[Records from a data source]
====================
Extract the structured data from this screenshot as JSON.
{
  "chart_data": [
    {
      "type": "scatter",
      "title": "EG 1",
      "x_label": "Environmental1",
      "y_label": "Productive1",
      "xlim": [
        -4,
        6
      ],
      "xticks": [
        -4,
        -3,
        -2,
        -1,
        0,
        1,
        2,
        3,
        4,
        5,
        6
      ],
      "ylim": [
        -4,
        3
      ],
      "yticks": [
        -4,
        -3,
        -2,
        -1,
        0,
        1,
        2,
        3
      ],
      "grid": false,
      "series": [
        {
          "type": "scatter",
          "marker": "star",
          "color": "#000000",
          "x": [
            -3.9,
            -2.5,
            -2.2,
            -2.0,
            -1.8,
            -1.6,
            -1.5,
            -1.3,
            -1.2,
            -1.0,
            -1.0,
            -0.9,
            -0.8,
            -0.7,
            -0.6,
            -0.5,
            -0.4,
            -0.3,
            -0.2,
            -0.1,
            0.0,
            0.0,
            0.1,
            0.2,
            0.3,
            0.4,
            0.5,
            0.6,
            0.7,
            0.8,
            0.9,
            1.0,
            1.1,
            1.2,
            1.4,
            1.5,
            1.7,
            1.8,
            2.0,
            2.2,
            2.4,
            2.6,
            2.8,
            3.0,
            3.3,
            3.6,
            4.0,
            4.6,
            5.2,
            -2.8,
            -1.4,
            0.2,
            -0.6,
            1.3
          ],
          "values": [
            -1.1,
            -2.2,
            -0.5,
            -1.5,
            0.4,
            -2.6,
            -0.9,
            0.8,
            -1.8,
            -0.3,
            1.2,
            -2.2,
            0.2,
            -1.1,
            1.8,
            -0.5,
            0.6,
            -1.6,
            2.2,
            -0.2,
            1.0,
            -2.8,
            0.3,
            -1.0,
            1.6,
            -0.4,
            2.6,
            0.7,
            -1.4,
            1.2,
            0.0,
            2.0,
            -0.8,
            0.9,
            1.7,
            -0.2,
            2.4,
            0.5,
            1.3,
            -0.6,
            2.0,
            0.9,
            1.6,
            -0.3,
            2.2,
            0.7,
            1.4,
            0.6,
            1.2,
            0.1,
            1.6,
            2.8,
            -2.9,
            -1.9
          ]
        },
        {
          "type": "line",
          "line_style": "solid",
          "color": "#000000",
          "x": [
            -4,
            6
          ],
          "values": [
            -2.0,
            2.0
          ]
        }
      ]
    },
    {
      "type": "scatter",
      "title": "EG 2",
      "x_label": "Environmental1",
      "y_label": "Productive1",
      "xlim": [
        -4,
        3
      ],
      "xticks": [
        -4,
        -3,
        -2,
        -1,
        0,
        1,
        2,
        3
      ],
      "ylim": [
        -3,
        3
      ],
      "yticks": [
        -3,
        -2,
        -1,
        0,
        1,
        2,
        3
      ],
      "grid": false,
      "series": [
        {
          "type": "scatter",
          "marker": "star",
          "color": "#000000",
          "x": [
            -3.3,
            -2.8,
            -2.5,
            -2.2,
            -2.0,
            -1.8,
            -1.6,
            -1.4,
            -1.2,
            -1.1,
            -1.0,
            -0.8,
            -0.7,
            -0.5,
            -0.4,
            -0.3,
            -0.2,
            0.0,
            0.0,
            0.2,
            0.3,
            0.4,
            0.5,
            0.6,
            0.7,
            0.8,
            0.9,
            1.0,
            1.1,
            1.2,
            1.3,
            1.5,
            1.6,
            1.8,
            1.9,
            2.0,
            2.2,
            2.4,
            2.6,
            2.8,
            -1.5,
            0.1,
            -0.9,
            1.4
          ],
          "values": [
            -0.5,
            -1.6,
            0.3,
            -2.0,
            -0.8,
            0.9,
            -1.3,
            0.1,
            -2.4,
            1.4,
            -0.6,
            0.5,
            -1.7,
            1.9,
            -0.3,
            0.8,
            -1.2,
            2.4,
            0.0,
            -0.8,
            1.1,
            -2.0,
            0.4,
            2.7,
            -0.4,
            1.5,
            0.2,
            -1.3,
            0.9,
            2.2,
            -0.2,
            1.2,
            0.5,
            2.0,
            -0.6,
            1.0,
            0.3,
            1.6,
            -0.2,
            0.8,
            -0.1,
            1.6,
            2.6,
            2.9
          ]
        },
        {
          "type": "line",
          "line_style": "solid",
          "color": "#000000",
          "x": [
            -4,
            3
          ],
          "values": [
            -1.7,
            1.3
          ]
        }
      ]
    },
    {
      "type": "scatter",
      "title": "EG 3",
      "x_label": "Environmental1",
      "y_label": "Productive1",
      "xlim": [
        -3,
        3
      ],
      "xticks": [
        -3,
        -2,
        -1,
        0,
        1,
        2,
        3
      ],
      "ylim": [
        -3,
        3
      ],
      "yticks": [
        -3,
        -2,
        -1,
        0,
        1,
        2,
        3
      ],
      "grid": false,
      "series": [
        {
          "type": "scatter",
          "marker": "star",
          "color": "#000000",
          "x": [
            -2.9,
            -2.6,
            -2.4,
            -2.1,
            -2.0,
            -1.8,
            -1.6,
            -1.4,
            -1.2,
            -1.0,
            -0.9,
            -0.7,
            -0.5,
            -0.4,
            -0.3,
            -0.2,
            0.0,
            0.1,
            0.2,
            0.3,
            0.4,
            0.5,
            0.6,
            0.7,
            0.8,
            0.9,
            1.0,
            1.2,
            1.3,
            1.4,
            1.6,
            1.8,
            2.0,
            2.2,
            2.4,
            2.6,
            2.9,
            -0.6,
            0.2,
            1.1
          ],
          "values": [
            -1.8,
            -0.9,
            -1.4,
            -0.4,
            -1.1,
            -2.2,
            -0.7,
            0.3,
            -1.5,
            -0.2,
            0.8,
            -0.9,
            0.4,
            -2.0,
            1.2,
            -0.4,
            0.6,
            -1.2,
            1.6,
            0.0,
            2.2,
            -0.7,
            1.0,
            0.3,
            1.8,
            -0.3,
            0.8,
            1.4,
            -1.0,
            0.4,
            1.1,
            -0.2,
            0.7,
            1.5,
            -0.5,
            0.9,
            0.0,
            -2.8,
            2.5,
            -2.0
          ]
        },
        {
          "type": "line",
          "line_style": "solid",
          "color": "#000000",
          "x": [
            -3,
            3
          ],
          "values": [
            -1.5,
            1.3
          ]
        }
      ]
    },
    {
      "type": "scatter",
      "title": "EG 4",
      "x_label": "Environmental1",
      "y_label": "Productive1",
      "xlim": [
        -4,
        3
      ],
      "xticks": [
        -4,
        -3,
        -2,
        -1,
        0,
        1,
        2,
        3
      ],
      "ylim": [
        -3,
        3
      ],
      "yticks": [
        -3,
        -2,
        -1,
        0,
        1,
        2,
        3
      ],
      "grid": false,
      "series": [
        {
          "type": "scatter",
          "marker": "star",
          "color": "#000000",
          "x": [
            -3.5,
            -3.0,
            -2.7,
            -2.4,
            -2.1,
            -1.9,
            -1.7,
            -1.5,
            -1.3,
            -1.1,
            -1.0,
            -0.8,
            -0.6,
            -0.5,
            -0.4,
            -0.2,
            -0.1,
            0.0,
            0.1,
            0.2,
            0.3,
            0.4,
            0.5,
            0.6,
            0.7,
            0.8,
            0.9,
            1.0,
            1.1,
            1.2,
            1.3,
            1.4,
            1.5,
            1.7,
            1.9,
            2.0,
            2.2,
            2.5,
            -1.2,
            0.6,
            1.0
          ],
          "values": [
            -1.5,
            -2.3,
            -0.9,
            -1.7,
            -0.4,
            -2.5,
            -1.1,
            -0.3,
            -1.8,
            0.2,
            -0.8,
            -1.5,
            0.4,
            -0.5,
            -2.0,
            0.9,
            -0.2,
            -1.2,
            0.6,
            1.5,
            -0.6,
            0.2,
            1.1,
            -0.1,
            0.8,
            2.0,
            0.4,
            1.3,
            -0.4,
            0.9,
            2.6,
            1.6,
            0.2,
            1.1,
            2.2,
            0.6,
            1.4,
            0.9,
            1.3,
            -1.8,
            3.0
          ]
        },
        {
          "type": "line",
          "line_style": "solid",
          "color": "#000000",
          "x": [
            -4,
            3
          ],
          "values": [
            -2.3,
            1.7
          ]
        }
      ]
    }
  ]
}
====================
*Goal*. Look through the data and show every line containing "title".

*The response*.
      "title": "EG 1",
      "title": "EG 2",
      "title": "EG 3",
      "title": "EG 4",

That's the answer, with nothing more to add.